Stored data entries:

+++

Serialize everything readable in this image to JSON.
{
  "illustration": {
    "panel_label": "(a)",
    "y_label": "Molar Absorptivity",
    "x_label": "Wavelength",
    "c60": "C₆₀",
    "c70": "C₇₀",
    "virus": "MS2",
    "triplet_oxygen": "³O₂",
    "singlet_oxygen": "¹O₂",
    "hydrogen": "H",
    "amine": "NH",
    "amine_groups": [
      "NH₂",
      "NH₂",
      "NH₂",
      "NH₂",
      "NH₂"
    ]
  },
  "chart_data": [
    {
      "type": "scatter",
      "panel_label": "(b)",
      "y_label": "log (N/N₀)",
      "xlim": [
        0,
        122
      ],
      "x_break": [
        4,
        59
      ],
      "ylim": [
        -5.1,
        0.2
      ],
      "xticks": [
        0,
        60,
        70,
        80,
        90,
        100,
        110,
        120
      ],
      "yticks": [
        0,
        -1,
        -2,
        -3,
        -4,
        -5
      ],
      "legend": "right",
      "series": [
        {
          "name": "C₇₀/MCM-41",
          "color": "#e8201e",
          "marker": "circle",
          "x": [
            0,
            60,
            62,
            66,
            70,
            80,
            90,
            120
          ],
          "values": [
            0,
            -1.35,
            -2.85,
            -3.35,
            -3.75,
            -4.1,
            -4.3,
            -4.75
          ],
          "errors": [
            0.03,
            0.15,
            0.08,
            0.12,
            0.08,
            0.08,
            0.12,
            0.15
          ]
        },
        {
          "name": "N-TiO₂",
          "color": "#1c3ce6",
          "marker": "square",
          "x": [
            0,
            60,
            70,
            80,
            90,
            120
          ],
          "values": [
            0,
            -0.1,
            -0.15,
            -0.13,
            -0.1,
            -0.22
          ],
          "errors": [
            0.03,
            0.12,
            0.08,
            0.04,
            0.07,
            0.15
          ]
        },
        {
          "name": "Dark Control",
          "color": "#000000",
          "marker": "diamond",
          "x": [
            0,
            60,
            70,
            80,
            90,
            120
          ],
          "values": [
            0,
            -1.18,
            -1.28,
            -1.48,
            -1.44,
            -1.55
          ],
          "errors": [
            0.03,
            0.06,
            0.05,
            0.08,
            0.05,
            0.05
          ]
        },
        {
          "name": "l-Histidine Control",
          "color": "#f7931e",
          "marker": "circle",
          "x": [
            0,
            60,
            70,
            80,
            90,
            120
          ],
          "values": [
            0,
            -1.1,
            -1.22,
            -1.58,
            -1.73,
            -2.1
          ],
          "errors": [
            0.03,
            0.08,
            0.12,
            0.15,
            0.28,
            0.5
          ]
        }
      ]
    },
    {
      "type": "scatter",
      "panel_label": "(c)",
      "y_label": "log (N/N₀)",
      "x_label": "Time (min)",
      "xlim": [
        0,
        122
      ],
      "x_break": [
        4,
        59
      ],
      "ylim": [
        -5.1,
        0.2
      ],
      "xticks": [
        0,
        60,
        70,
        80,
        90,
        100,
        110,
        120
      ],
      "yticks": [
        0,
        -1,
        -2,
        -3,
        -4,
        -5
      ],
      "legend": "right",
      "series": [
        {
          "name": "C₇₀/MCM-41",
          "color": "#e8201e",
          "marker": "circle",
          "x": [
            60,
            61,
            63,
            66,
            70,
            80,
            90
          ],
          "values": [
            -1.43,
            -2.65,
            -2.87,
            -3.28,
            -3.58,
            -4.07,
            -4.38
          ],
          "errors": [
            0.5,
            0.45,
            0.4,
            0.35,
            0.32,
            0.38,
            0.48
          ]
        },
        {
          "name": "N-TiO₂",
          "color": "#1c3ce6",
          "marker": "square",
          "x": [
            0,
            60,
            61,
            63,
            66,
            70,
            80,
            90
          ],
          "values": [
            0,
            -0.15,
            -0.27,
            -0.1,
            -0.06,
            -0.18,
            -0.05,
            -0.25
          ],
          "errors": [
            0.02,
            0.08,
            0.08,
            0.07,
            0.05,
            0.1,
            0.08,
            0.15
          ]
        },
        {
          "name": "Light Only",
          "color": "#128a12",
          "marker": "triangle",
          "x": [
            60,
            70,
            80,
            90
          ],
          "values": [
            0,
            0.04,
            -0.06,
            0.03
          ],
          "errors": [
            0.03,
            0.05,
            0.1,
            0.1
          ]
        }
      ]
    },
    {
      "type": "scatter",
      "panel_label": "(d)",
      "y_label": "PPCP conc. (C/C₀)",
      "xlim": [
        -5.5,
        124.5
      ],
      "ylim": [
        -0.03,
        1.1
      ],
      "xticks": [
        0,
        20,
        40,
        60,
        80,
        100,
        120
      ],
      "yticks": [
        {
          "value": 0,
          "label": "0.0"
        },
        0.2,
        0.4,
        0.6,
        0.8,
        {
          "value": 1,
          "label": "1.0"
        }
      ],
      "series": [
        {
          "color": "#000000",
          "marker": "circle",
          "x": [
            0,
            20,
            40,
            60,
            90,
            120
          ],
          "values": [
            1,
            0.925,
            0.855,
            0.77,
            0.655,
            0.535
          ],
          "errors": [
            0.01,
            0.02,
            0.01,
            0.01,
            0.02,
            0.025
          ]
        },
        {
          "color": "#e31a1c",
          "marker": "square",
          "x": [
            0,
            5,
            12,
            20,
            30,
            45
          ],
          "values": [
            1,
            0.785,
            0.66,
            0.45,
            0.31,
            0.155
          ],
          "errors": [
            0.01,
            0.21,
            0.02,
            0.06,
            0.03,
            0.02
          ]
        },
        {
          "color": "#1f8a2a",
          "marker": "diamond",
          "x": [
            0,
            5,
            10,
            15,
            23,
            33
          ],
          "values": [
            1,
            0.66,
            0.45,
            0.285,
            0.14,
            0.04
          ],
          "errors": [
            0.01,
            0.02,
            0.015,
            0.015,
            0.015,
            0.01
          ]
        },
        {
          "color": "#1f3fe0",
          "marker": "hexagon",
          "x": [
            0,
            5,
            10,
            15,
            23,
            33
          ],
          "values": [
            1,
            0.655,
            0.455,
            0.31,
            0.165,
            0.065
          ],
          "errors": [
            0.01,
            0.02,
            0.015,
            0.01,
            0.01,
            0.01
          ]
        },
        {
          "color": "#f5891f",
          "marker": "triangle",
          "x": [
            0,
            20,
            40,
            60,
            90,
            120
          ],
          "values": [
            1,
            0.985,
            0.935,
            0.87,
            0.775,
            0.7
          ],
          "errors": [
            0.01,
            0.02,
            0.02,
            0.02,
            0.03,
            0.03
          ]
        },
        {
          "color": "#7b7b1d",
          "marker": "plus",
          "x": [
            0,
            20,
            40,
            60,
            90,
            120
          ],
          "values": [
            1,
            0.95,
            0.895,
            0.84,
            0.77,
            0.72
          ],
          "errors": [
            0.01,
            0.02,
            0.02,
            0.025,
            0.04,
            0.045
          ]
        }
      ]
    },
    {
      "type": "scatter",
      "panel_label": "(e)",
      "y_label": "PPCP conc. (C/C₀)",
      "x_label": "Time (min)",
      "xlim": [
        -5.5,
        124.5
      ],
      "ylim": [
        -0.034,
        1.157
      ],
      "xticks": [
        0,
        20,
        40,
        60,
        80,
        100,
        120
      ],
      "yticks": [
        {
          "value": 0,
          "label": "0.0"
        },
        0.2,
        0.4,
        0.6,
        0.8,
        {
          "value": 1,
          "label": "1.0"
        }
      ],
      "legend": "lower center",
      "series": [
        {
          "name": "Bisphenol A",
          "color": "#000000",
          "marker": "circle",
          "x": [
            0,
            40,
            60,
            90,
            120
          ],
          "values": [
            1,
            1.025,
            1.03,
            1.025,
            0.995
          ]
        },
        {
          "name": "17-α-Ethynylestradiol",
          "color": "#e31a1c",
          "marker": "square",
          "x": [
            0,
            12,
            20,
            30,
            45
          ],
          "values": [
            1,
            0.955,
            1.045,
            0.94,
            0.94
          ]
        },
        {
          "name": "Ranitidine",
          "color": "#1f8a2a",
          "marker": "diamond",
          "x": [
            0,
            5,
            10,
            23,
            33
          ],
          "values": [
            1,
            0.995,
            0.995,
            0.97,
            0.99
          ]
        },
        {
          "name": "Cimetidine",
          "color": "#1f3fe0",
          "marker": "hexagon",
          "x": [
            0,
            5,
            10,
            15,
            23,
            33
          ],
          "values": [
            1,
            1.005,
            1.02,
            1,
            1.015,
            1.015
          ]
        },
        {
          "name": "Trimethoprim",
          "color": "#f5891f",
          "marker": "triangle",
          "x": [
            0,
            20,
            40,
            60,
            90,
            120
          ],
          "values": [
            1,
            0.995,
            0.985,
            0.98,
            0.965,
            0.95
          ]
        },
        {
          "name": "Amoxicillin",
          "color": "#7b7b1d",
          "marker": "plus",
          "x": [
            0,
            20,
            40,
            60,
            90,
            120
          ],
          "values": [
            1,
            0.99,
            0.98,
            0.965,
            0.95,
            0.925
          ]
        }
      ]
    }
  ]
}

+++

Wherever the string "Control" occurs in the records above, copy that line.

Task solution -
          "name": "Dark Control",
          "name": "l-Histidine Control",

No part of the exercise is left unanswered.